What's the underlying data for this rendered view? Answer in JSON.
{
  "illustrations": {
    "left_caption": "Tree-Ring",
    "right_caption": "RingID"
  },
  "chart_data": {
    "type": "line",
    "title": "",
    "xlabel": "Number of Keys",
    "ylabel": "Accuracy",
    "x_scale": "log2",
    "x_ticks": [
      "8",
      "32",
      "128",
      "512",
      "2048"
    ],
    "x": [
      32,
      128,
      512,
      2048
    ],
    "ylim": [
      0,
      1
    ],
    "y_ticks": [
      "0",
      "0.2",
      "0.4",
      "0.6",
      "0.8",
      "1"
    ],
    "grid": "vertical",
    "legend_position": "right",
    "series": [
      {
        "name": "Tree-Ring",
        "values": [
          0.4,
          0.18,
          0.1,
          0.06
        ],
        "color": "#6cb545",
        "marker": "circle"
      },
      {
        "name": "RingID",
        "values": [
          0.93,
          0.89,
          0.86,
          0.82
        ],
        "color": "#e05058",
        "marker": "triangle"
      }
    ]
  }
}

----------------

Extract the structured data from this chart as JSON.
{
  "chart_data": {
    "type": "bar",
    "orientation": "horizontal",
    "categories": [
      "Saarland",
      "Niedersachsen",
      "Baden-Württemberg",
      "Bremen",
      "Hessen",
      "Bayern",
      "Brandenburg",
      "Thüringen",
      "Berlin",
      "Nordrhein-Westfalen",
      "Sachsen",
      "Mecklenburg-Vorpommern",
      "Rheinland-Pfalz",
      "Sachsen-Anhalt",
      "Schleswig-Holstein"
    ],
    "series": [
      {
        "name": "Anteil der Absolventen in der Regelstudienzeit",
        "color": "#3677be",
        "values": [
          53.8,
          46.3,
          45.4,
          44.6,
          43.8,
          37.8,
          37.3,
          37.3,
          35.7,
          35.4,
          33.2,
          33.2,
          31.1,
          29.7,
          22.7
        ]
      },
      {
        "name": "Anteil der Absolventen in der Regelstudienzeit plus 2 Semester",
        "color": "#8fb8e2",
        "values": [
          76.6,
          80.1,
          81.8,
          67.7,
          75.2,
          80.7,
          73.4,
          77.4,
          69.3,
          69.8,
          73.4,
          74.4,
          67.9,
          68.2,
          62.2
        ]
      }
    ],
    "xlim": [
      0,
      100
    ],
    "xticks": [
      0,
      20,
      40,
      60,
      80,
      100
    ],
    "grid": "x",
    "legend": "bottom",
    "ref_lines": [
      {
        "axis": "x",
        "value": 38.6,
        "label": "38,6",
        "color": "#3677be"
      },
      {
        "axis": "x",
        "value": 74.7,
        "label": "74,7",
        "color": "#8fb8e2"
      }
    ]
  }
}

----------------

Scan the material for lines with the word "Regelstudienzeit", and copy each line you find.

◆ **THE REPLY**:
        "name": "Anteil der Absolventen in der Regelstudienzeit",
        "name": "Anteil der Absolventen in der Regelstudienzeit plus 2 Semester",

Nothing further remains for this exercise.